Assemble all lines in which the string "xlabel" appears.

(begin)

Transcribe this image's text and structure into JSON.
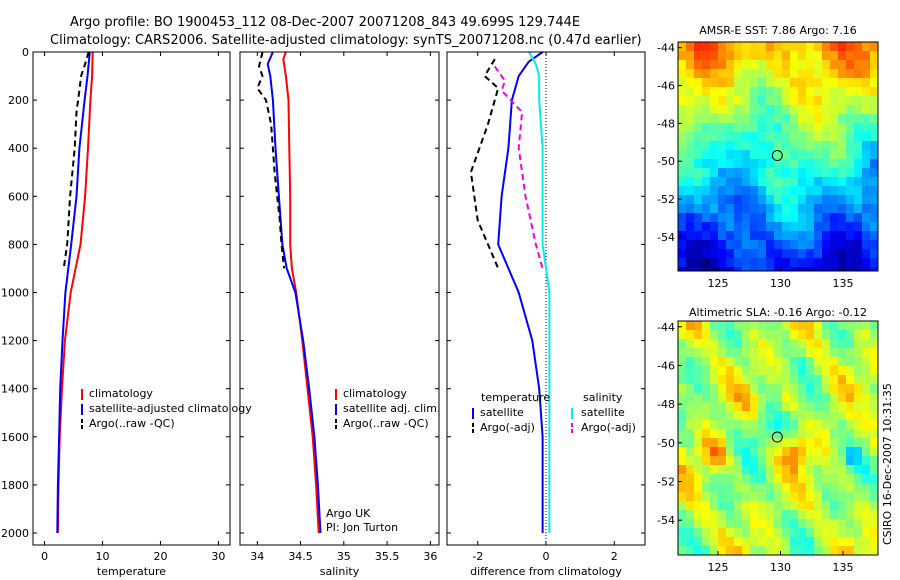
{
  "header": {
    "line1": "Argo profile: BO 1900453_112 08-Dec-2007 20071208_843 49.699S 129.744E",
    "line2": "Climatology: CARS2006. Satellite-adjusted climatology: synTS_20071208.nc (0.47d earlier)"
  },
  "side_label": "CSIRO 16-Dec-2007 10:31:35",
  "credit": {
    "line1": "Argo UK",
    "line2": "PI: Jon Turton"
  },
  "colors": {
    "climatology": "#ff0000",
    "satellite": "#0000ff",
    "argo": "#000000",
    "satellite_diff_sal": "#00eeee",
    "argo_diff_sal": "#ee00ee"
  },
  "chart_data": [
    {
      "type": "line",
      "id": "temperature",
      "xlabel": "temperature",
      "xlim": [
        -2,
        32
      ],
      "ylim": [
        0,
        2050
      ],
      "y_reversed": true,
      "xticks": [
        0,
        10,
        20,
        30
      ],
      "yticks": [
        0,
        200,
        400,
        600,
        800,
        1000,
        1200,
        1400,
        1600,
        1800,
        2000
      ],
      "legend": [
        "climatology",
        "satellite-adjusted climatology",
        "Argo(..raw -QC)"
      ],
      "series": [
        {
          "name": "climatology",
          "color": "#ff0000",
          "dash": "",
          "points": [
            [
              8.3,
              0
            ],
            [
              8.2,
              100
            ],
            [
              7.9,
              200
            ],
            [
              7.5,
              400
            ],
            [
              7.0,
              600
            ],
            [
              6.2,
              800
            ],
            [
              4.5,
              1000
            ],
            [
              3.5,
              1200
            ],
            [
              3.0,
              1400
            ],
            [
              2.6,
              1600
            ],
            [
              2.4,
              1800
            ],
            [
              2.3,
              2000
            ]
          ]
        },
        {
          "name": "satellite-adjusted climatology",
          "color": "#0000ff",
          "dash": "",
          "points": [
            [
              7.8,
              0
            ],
            [
              7.4,
              100
            ],
            [
              6.9,
              200
            ],
            [
              6.0,
              400
            ],
            [
              5.5,
              600
            ],
            [
              4.6,
              800
            ],
            [
              3.6,
              1000
            ],
            [
              3.1,
              1200
            ],
            [
              2.7,
              1400
            ],
            [
              2.5,
              1600
            ],
            [
              2.3,
              1800
            ],
            [
              2.2,
              2000
            ]
          ]
        },
        {
          "name": "Argo(..raw -QC)",
          "color": "#000000",
          "dash": "6,4",
          "points": [
            [
              7.6,
              0
            ],
            [
              7.0,
              50
            ],
            [
              6.3,
              100
            ],
            [
              6.0,
              160
            ],
            [
              5.5,
              250
            ],
            [
              5.2,
              400
            ],
            [
              4.8,
              500
            ],
            [
              4.4,
              600
            ],
            [
              3.9,
              800
            ],
            [
              3.3,
              900
            ]
          ]
        }
      ]
    },
    {
      "type": "line",
      "id": "salinity",
      "xlabel": "salinity",
      "xlim": [
        33.8,
        36.1
      ],
      "ylim": [
        0,
        2050
      ],
      "y_reversed": true,
      "xticks": [
        34,
        34.5,
        35,
        35.5,
        36
      ],
      "yticks": [
        0,
        200,
        400,
        600,
        800,
        1000,
        1200,
        1400,
        1600,
        1800,
        2000
      ],
      "legend": [
        "climatology",
        "satellite adj. clim.",
        "Argo(..raw -QC)"
      ],
      "series": [
        {
          "name": "climatology",
          "color": "#ff0000",
          "dash": "",
          "points": [
            [
              34.33,
              0
            ],
            [
              34.3,
              30
            ],
            [
              34.33,
              100
            ],
            [
              34.36,
              200
            ],
            [
              34.37,
              400
            ],
            [
              34.38,
              600
            ],
            [
              34.38,
              800
            ],
            [
              34.4,
              900
            ],
            [
              34.45,
              1000
            ],
            [
              34.52,
              1200
            ],
            [
              34.58,
              1400
            ],
            [
              34.64,
              1600
            ],
            [
              34.68,
              1800
            ],
            [
              34.71,
              2000
            ]
          ]
        },
        {
          "name": "satellite adj. clim.",
          "color": "#0000ff",
          "dash": "",
          "points": [
            [
              34.18,
              0
            ],
            [
              34.12,
              50
            ],
            [
              34.15,
              100
            ],
            [
              34.18,
              200
            ],
            [
              34.21,
              400
            ],
            [
              34.25,
              600
            ],
            [
              34.29,
              800
            ],
            [
              34.34,
              900
            ],
            [
              34.44,
              1000
            ],
            [
              34.53,
              1200
            ],
            [
              34.6,
              1400
            ],
            [
              34.66,
              1600
            ],
            [
              34.7,
              1800
            ],
            [
              34.73,
              2000
            ]
          ]
        },
        {
          "name": "Argo(..raw -QC)",
          "color": "#000000",
          "dash": "6,4",
          "points": [
            [
              34.06,
              0
            ],
            [
              34.02,
              60
            ],
            [
              34.06,
              100
            ],
            [
              34.0,
              150
            ],
            [
              34.1,
              200
            ],
            [
              34.16,
              300
            ],
            [
              34.18,
              400
            ],
            [
              34.2,
              500
            ],
            [
              34.23,
              600
            ],
            [
              34.26,
              700
            ],
            [
              34.28,
              800
            ],
            [
              34.31,
              900
            ]
          ]
        }
      ]
    },
    {
      "type": "line",
      "id": "difference",
      "xlabel": "difference from climatology",
      "xlim": [
        -2.9,
        2.9
      ],
      "ylim": [
        0,
        2050
      ],
      "y_reversed": true,
      "xticks": [
        -2,
        0,
        2
      ],
      "yticks": [
        0,
        200,
        400,
        600,
        800,
        1000,
        1200,
        1400,
        1600,
        1800,
        2000
      ],
      "legend_left_title": "temperature",
      "legend_right_title": "salinity",
      "legend_left": [
        "satellite",
        "Argo(-adj)"
      ],
      "legend_right": [
        "satellite",
        "Argo(-adj)"
      ],
      "series": [
        {
          "name": "temperature satellite",
          "color": "#0000ff",
          "dash": "",
          "points": [
            [
              -0.1,
              0
            ],
            [
              -0.5,
              40
            ],
            [
              -0.8,
              100
            ],
            [
              -1.0,
              200
            ],
            [
              -1.1,
              400
            ],
            [
              -1.3,
              600
            ],
            [
              -1.4,
              800
            ],
            [
              -0.8,
              1000
            ],
            [
              -0.4,
              1200
            ],
            [
              -0.2,
              1400
            ],
            [
              -0.1,
              1600
            ],
            [
              -0.1,
              1800
            ],
            [
              -0.1,
              2000
            ]
          ]
        },
        {
          "name": "temperature Argo(-adj)",
          "color": "#000000",
          "dash": "6,4",
          "points": [
            [
              -1.5,
              30
            ],
            [
              -1.8,
              100
            ],
            [
              -1.4,
              150
            ],
            [
              -1.7,
              300
            ],
            [
              -2.2,
              500
            ],
            [
              -2.0,
              700
            ],
            [
              -1.7,
              800
            ],
            [
              -1.4,
              900
            ]
          ]
        },
        {
          "name": "salinity satellite",
          "color": "#00eeee",
          "dash": "",
          "points": [
            [
              -0.5,
              0
            ],
            [
              -0.3,
              50
            ],
            [
              -0.2,
              100
            ],
            [
              -0.2,
              200
            ],
            [
              -0.1,
              400
            ],
            [
              -0.1,
              800
            ],
            [
              0.1,
              1000
            ],
            [
              0.1,
              1200
            ],
            [
              0.1,
              1400
            ],
            [
              0.1,
              1600
            ],
            [
              0.1,
              1800
            ],
            [
              0.1,
              2000
            ]
          ]
        },
        {
          "name": "salinity Argo(-adj)",
          "color": "#ee00ee",
          "dash": "6,4",
          "points": [
            [
              -1.5,
              60
            ],
            [
              -1.2,
              120
            ],
            [
              -1.3,
              160
            ],
            [
              -0.7,
              250
            ],
            [
              -0.8,
              400
            ],
            [
              -0.6,
              600
            ],
            [
              -0.3,
              800
            ],
            [
              -0.1,
              900
            ]
          ]
        }
      ]
    },
    {
      "type": "heatmap",
      "id": "sst",
      "title": "AMSR-E SST: 7.86  Argo: 7.16",
      "xlim": [
        121.8,
        137.8
      ],
      "ylim": [
        -55.8,
        -43.7
      ],
      "xticks": [
        125,
        130,
        135
      ],
      "yticks": [
        -44,
        -46,
        -48,
        -50,
        -52,
        -54
      ],
      "argo_position": [
        129.744,
        -49.699
      ]
    },
    {
      "type": "heatmap",
      "id": "sla",
      "title": "Altimetric SLA: -0.16  Argo: -0.12",
      "xlim": [
        121.8,
        137.8
      ],
      "ylim": [
        -55.8,
        -43.7
      ],
      "xticks": [
        125,
        130,
        135
      ],
      "yticks": [
        -44,
        -46,
        -48,
        -50,
        -52,
        -54
      ],
      "argo_position": [
        129.744,
        -49.699
      ]
    }
  ]
}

(end)

> _THE RESULT_
      "xlabel": "temperature",
      "xlabel": "salinity",
      "xlabel": "difference from climatology",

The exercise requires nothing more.